[Data records]
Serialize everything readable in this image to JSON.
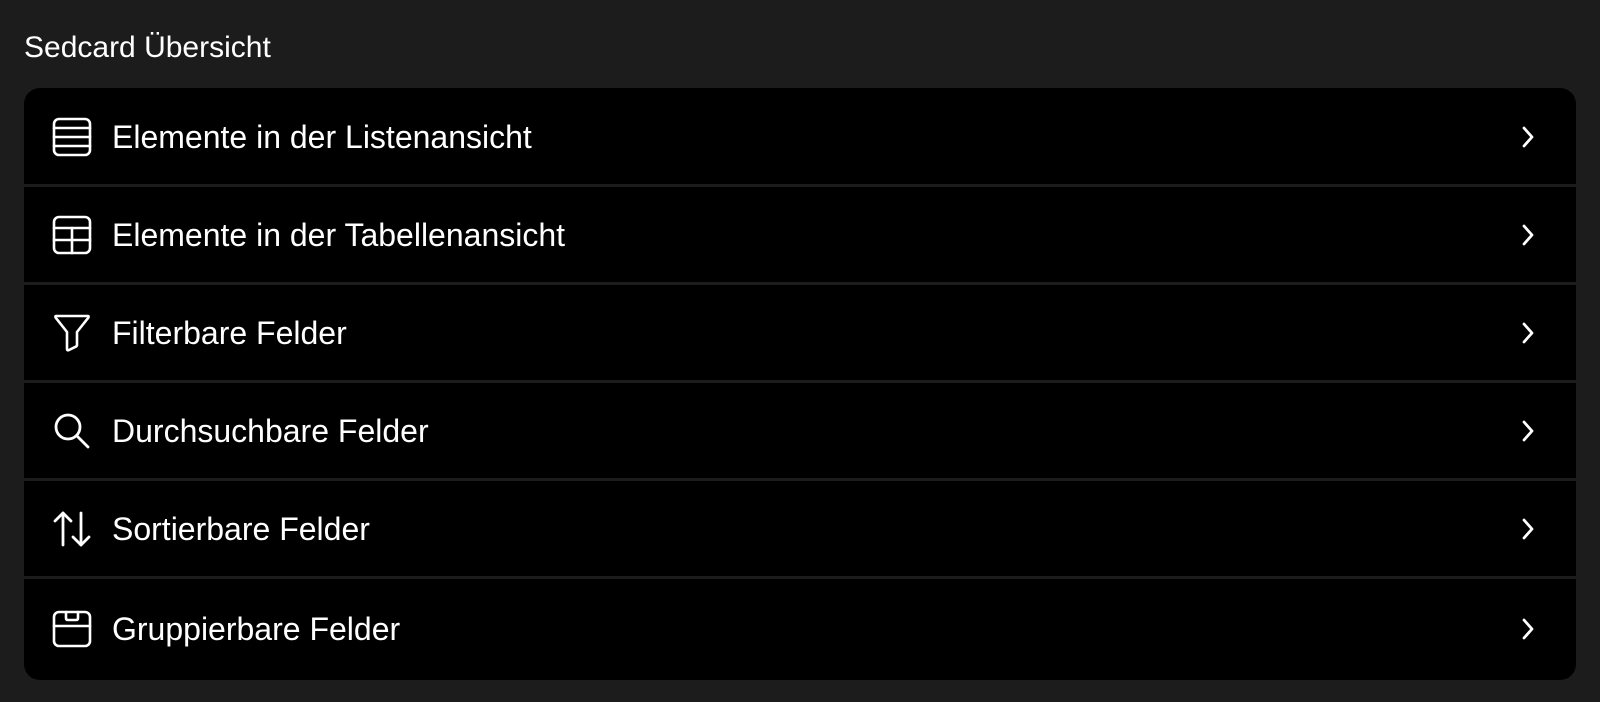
{
  "section": {
    "title": "Sedcard Übersicht"
  },
  "items": [
    {
      "label": "Elemente in der Listenansicht",
      "icon": "list-view-icon"
    },
    {
      "label": "Elemente in der Tabellenansicht",
      "icon": "table-view-icon"
    },
    {
      "label": "Filterbare Felder",
      "icon": "filter-icon"
    },
    {
      "label": "Durchsuchbare Felder",
      "icon": "search-icon"
    },
    {
      "label": "Sortierbare Felder",
      "icon": "sort-icon"
    },
    {
      "label": "Gruppierbare Felder",
      "icon": "tray-icon"
    }
  ],
  "colors": {
    "background": "#1c1c1c",
    "list_background": "#000000",
    "text": "#ffffff"
  }
}
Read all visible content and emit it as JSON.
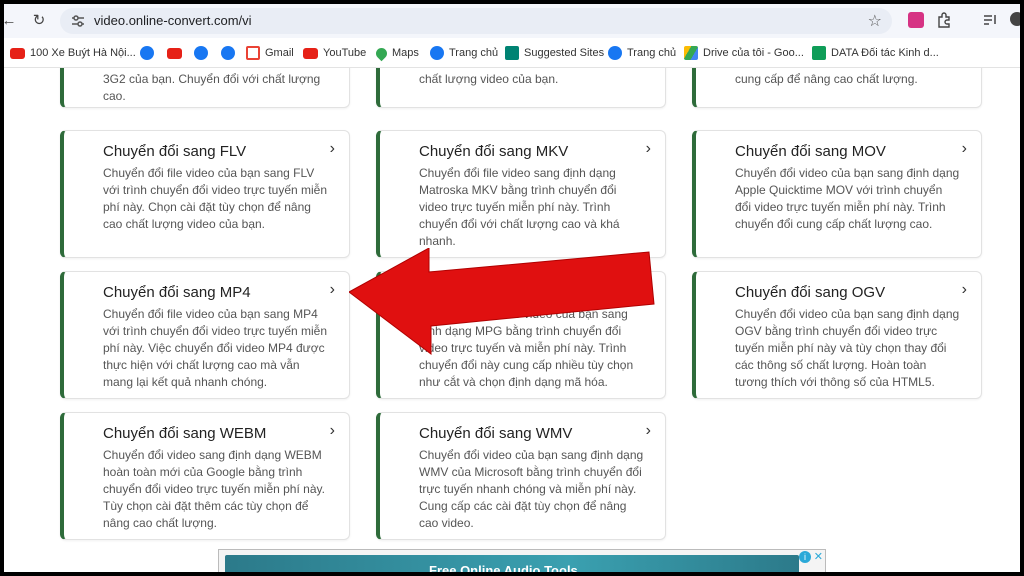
{
  "browser": {
    "url": "video.online-convert.com/vi",
    "bookmarks": [
      {
        "label": "100 Xe Buýt Hà Nội...",
        "icon": "youtube-icon"
      },
      {
        "label": "",
        "icon": "facebook-icon"
      },
      {
        "label": "",
        "icon": "youtube-icon"
      },
      {
        "label": "",
        "icon": "facebook-icon"
      },
      {
        "label": "",
        "icon": "facebook-icon"
      },
      {
        "label": "Gmail",
        "icon": "gmail-icon"
      },
      {
        "label": "YouTube",
        "icon": "youtube-icon"
      },
      {
        "label": "Maps",
        "icon": "maps-icon"
      },
      {
        "label": "Trang chủ",
        "icon": "facebook-icon"
      },
      {
        "label": "Suggested Sites",
        "icon": "bing-icon"
      },
      {
        "label": "Trang chủ",
        "icon": "facebook-icon"
      },
      {
        "label": "Drive của tôi - Goo...",
        "icon": "drive-icon"
      },
      {
        "label": "DATA Đối tác Kinh d...",
        "icon": "sheets-icon"
      }
    ]
  },
  "partial_cards": [
    {
      "desc": "3G2 của bạn. Chuyển đổi với chất lượng cao."
    },
    {
      "desc": "chất lượng video của bạn."
    },
    {
      "desc": "cung cấp để nâng cao chất lượng."
    }
  ],
  "cards": [
    {
      "title": "Chuyển đổi sang FLV",
      "desc": "Chuyển đổi file video của bạn sang FLV với trình chuyển đổi video trực tuyến miễn phí này. Chọn cài đặt tùy chọn để nâng cao chất lượng video của bạn."
    },
    {
      "title": "Chuyển đổi sang MKV",
      "desc": "Chuyển đổi file video sang định dạng Matroska MKV bằng trình chuyển đổi video trực tuyến miễn phí này. Trình chuyển đổi với chất lượng cao và khá nhanh."
    },
    {
      "title": "Chuyển đổi sang MOV",
      "desc": "Chuyển đổi video của bạn sang định dạng Apple Quicktime MOV với trình chuyển đổi video trực tuyến miễn phí này. Trình chuyển đổi cung cấp chất lượng cao."
    },
    {
      "title": "Chuyển đổi sang MP4",
      "desc": "Chuyển đổi file video của bạn sang MP4 với trình chuyển đổi video trực tuyến miễn phí này. Việc chuyển đổi video MP4 được thực hiện với chất lượng cao mà vẫn mang lại kết quả nhanh chóng."
    },
    {
      "title": "",
      "desc": "Chuyển đổi các file video của bạn sang định dạng MPG bằng trình chuyển đổi video trực tuyến và miễn phí này. Trình chuyển đổi này cung cấp nhiều tùy chọn như cắt và chọn định dạng mã hóa."
    },
    {
      "title": "Chuyển đổi sang OGV",
      "desc": "Chuyển đổi video của bạn sang định dạng OGV bằng trình chuyển đổi video trực tuyến miễn phí này và tùy chọn thay đổi các thông số chất lượng. Hoàn toàn tương thích với thông số của HTML5."
    },
    {
      "title": "Chuyển đổi sang WEBM",
      "desc": "Chuyển đổi video sang định dạng WEBM hoàn toàn mới của Google bằng trình chuyển đổi video trực tuyến miễn phí này. Tùy chọn cài đặt thêm các tùy chọn để nâng cao chất lượng."
    },
    {
      "title": "Chuyển đổi sang WMV",
      "desc": "Chuyển đổi video của bạn sang định dạng WMV của Microsoft bằng trình chuyển đổi trực tuyến nhanh chóng và miễn phí này. Cung cấp các cài đặt tùy chọn để nâng cao video."
    }
  ],
  "ad": {
    "text": "Free Online Audio Tools"
  },
  "colors": {
    "card_accent": "#2e6b3a",
    "arrow": "#e01010"
  }
}
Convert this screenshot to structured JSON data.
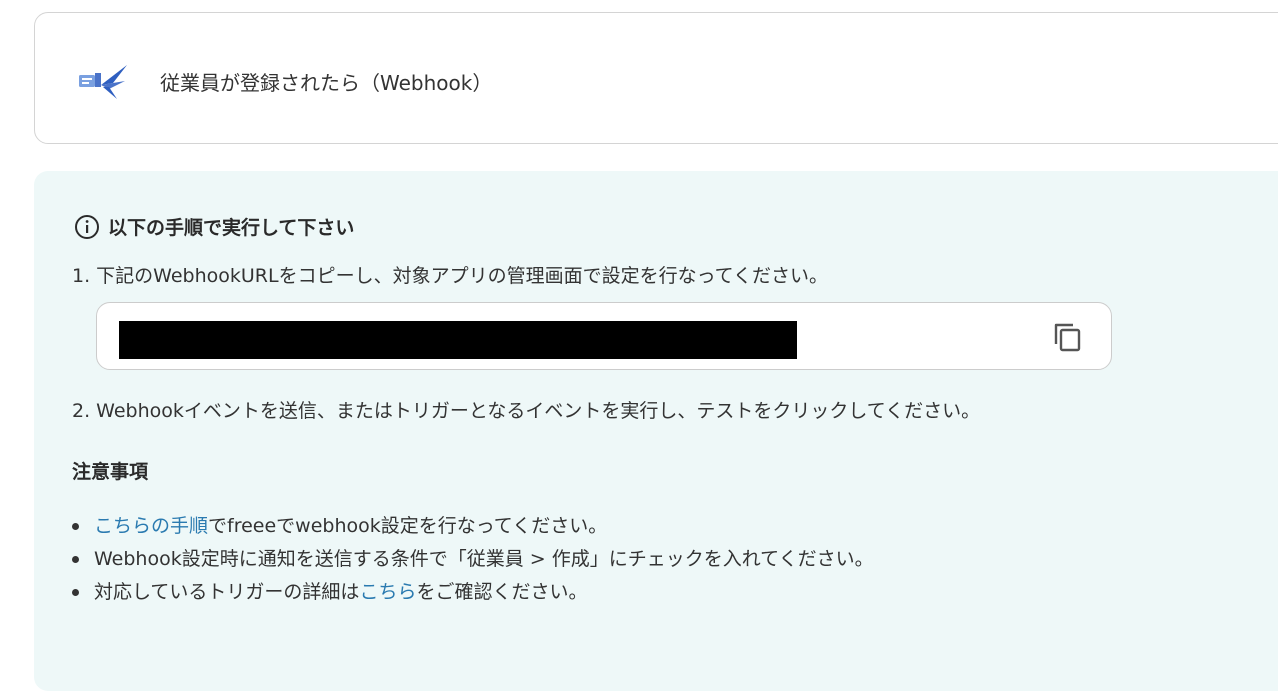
{
  "trigger": {
    "icon": "freee-hr-app-icon",
    "title": "従業員が登録されたら（Webhook）"
  },
  "instructions": {
    "icon": "info-icon",
    "heading": "以下の手順で実行して下さい",
    "step1": "1. 下記のWebhookURLをコピーし、対象アプリの管理画面で設定を行なってください。",
    "webhook_url": "",
    "copy_icon": "copy-icon",
    "step2": "2. Webhookイベントを送信、またはトリガーとなるイベントを実行し、テストをクリックしてください。"
  },
  "notes": {
    "heading": "注意事項",
    "items": [
      {
        "link": "こちらの手順",
        "text": "でfreeeでwebhook設定を行なってください。"
      },
      {
        "text": "Webhook設定時に通知を送信する条件で「従業員 > 作成」にチェックを入れてください。"
      },
      {
        "prefix": "対応しているトリガーの詳細は",
        "link": "こちら",
        "suffix": "をご確認ください。"
      }
    ]
  },
  "colors": {
    "panel_background": "#eef8f8",
    "link": "#2a7ab0",
    "icon_blue": "#4a73c9"
  }
}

**Stated exercise:**
Write out an exact copy of the lines beginning at the line that contains "Convert this screenshot" and ending at the last line of the listing. Exclude pictures.

**Exercise result:**
Convert this screenshot to structured JSON data.
{
  "trigger": {
    "icon": "freee-hr-app-icon",
    "title": "従業員が登録されたら（Webhook）"
  },
  "instructions": {
    "icon": "info-icon",
    "heading": "以下の手順で実行して下さい",
    "step1": "1. 下記のWebhookURLをコピーし、対象アプリの管理画面で設定を行なってください。",
    "webhook_url": "",
    "copy_icon": "copy-icon",
    "step2": "2. Webhookイベントを送信、またはトリガーとなるイベントを実行し、テストをクリックしてください。"
  },
  "notes": {
    "heading": "注意事項",
    "items": [
      {
        "link": "こちらの手順",
        "text": "でfreeeでwebhook設定を行なってください。"
      },
      {
        "text": "Webhook設定時に通知を送信する条件で「従業員 > 作成」にチェックを入れてください。"
      },
      {
        "prefix": "対応しているトリガーの詳細は",
        "link": "こちら",
        "suffix": "をご確認ください。"
      }
    ]
  },
  "colors": {
    "panel_background": "#eef8f8",
    "link": "#2a7ab0",
    "icon_blue": "#4a73c9"
  }
}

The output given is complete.